● Problem to work on
From the listing below, pull out the lines that hold "Lists".
%%
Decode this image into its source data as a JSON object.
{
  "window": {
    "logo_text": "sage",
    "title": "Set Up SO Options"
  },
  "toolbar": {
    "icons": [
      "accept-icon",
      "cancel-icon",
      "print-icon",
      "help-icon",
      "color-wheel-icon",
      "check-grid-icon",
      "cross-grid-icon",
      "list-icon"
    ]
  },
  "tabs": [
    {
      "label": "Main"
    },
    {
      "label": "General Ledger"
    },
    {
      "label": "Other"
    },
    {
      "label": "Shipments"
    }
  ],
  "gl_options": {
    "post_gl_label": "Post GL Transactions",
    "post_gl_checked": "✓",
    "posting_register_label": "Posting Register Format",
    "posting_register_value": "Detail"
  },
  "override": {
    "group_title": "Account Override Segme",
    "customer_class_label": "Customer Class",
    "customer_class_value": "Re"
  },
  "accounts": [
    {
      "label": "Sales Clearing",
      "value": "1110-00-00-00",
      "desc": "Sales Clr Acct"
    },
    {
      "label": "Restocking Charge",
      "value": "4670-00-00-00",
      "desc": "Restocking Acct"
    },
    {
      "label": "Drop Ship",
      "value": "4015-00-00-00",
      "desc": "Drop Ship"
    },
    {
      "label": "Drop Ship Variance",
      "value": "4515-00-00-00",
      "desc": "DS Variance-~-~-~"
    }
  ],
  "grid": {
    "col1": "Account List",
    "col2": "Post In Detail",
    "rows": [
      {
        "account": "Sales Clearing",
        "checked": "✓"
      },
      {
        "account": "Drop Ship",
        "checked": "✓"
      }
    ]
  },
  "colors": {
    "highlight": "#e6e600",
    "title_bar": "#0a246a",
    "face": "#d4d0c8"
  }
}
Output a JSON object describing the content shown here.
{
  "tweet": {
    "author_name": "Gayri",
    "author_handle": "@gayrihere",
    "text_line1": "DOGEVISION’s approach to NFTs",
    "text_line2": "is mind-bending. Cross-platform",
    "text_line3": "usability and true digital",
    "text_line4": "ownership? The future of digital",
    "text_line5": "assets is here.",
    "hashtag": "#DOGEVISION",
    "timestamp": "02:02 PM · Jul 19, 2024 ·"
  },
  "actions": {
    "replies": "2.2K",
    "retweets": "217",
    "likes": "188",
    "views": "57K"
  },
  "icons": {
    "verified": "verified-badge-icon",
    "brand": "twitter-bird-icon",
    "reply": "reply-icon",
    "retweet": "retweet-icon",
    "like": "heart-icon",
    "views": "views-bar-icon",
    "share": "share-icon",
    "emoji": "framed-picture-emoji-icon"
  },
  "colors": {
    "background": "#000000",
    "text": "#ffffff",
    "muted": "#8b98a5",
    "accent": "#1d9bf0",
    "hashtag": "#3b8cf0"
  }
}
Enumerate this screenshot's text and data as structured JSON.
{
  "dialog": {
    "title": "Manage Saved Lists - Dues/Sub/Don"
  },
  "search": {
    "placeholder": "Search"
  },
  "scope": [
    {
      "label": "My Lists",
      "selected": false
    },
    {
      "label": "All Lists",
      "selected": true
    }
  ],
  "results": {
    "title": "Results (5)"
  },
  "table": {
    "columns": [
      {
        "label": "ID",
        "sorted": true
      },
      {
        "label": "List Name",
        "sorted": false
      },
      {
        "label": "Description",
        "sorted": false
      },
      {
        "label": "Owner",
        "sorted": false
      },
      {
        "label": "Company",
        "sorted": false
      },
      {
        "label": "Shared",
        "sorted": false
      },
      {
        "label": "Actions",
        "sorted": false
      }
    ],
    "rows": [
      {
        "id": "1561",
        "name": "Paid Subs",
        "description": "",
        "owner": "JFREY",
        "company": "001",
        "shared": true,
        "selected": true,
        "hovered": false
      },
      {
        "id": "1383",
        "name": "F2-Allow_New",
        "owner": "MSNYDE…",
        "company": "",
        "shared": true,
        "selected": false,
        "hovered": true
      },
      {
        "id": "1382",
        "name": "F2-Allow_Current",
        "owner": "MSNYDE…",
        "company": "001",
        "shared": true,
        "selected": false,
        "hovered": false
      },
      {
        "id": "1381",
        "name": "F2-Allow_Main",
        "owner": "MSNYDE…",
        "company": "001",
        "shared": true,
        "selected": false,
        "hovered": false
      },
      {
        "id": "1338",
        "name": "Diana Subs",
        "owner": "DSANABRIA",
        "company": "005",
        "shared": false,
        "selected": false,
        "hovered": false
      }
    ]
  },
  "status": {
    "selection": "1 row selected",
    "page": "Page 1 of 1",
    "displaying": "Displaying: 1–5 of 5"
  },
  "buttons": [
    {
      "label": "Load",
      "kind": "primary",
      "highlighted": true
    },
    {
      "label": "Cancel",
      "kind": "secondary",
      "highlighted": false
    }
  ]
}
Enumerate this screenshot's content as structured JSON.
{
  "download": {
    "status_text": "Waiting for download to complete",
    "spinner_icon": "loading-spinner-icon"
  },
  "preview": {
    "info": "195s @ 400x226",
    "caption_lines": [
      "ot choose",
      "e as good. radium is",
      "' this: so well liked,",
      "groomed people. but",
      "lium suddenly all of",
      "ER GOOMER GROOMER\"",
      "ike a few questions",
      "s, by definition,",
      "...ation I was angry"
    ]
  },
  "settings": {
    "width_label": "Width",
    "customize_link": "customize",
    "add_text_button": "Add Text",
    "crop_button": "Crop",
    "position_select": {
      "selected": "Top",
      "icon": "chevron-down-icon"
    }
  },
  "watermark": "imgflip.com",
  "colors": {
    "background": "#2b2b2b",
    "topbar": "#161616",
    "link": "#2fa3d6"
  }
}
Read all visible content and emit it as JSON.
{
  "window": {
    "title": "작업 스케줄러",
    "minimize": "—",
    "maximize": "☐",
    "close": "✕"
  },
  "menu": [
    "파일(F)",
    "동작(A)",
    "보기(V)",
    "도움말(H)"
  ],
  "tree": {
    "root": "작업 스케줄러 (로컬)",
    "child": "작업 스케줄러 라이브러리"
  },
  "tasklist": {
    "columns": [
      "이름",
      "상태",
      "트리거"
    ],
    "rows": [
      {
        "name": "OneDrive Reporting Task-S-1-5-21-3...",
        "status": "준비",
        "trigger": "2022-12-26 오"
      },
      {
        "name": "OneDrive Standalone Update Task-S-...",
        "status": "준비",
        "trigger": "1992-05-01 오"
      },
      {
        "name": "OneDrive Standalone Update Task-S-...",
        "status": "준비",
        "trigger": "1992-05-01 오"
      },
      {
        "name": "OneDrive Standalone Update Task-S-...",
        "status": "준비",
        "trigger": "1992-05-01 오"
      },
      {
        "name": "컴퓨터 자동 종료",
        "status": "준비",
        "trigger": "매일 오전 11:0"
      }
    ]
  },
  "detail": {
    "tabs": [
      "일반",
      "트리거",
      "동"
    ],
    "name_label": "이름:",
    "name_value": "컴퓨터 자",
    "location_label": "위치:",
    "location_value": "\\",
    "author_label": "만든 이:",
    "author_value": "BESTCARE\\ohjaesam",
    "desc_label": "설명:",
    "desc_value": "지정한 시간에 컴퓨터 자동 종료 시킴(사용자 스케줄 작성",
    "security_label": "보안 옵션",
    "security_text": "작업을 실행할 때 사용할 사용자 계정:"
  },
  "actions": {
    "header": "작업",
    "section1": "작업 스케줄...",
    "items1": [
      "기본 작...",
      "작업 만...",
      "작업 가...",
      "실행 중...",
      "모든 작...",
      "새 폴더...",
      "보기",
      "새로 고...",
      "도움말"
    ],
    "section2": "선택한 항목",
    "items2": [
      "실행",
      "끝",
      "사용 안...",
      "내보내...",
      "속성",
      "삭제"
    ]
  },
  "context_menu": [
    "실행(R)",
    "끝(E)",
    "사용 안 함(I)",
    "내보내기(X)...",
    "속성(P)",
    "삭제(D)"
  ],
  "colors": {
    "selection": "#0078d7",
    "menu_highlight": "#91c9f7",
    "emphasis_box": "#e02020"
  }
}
%%
● Complete response
    "title": "Manage Saved Lists - Dues/Sub/Don"
      "label": "My Lists",
      "label": "All Lists",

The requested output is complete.